━━━ DOCUMENT

Resonant absorbers are mass spring systems with damping to provide absorption at the resonant frequency of the system. The mass might come in the form of a membrane made of plywood or mass-loaded vinyl. Alternatively, the vibrating air in the neck of a hole might form the mass, as is the case for a Helmholtz resonant absorber. The spring usually comes from an air cavity. Damping is most often provided by sound being forced through a porous resistive material: mineral wool, fibreglass or acoustic foam.

The problem with resonant absorbers is that they usually only provide a narrow bandwidth of absorption. To cover a wide bandwidth, a series of absorbers are required, each tuned to a different frequency range. Alternatively, double-layered absorbers can be used, but are expensive to construct. In recent years, a new resonant absorber has been constructed where the vibrating mass is a metal plate and the spring is formed from foam or polyester, and this provides absorption over a broader bandwidth._

_1.11 Summary
This chapter has outlined some absorber applications, and touched on some of the issues that will be important in future chapters. It has also introduced some necessary mathematical principles. The remaining chapters concerning absorption are as follows:
• Chapter 3 discusses measuring absorber properties from the microscopic to the macroscopic.
• Chapter 5 discusses the application, design and theoretical modelling of porous absorbers.
• Chapter 6 discusses the application, design and theoretical modelling of resonant absorption, especially Helmholtz and membrane devices.
• Chapter 7 sets out some miscellaneous absorbers, which did not obviously fit into Chapters 5 and 6. Seating in auditoria, turning Schroeder diffusers into absorbers, sonic crystals, trees and vegetation are considered.
• Chapter 11 discusses hybrid diffusers, and as these cause absorption, they are also an interesting absorber technology.
• Chapter 12 discusses how to use predictions and laboratory measurements of single absorbent properties (mainly absorption coefficients), in room predictions, including the role of absorption coefficients in geometric room acoustic models.
• Chapter 13 rounds off the work on absorbers by looking at active impedance technologies.
_

Its your choice.

━━━━━━

◆ **STATED GOAL A**: Repeat the entries word for word, from the first line through the line containing "x-tick-label: 07: [340, 65, 358, 82]".

━━━ RECORDS SHOWN

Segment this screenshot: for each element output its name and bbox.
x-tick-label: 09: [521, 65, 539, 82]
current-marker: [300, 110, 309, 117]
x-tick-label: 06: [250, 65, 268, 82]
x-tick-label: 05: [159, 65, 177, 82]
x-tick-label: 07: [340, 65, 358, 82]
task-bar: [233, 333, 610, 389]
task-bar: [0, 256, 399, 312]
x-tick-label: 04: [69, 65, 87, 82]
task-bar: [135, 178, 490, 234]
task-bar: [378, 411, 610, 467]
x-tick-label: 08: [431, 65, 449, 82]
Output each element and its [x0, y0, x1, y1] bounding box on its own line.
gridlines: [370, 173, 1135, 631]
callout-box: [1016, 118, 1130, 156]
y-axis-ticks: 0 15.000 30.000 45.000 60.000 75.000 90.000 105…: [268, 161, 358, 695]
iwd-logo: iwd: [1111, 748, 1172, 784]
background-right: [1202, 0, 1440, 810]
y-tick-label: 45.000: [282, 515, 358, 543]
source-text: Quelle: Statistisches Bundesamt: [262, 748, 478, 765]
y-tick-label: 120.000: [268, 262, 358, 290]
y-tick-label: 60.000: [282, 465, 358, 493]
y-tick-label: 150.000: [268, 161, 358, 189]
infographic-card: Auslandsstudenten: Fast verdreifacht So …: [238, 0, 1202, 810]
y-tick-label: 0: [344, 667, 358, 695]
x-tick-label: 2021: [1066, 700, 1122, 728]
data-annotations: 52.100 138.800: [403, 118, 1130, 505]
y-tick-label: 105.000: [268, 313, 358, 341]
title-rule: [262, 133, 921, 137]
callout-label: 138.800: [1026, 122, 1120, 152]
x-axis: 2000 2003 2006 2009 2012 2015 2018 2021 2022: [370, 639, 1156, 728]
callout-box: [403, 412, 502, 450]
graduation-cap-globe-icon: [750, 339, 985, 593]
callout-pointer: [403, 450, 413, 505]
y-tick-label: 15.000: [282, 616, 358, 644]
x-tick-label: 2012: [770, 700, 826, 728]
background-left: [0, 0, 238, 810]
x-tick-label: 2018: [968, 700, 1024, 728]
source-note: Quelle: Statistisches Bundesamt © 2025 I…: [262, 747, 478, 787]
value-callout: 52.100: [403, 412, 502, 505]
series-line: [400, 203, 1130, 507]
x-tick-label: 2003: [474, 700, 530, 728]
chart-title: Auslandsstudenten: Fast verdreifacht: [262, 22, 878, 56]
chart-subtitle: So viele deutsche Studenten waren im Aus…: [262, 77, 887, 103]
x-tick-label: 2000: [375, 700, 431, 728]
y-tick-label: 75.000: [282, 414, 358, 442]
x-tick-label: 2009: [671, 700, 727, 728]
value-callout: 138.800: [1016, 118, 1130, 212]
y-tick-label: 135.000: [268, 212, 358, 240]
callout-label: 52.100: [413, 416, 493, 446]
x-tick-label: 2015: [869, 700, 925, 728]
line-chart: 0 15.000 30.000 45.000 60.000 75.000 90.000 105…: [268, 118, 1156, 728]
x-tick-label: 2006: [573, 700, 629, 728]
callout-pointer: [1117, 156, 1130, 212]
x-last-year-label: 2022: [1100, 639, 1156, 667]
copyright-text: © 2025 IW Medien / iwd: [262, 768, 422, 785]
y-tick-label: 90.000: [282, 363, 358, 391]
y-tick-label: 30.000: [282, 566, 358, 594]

━━━━━━

◆ **STATED GOAL B**: Print the passage on sound absorbers verbatim, beginning at "Resonant absorbers are" and continuing through "or acoustic foam.".

◆ **CORRECT OUTPUT A**:
Segment this screenshot: for each element output its name and bbox.
x-tick-label: 09: [521, 65, 539, 82]
current-marker: [300, 110, 309, 117]
x-tick-label: 06: [250, 65, 268, 82]
x-tick-label: 05: [159, 65, 177, 82]
x-tick-label: 07: [340, 65, 358, 82]

◆ **CORRECT OUTPUT B**:
Resonant absorbers are mass spring systems with damping to provide absorption at the resonant frequency of the system. The mass might come in the form of a membrane made of plywood or mass-loaded vinyl. Alternatively, the vibrating air in the neck of a hole might form the mass, as is the case for a Helmholtz resonant absorber. The spring usually comes from an air cavity. Damping is most often provided by sound being forced through a porous resistive material: mineral wool, fibreglass or acoustic foam.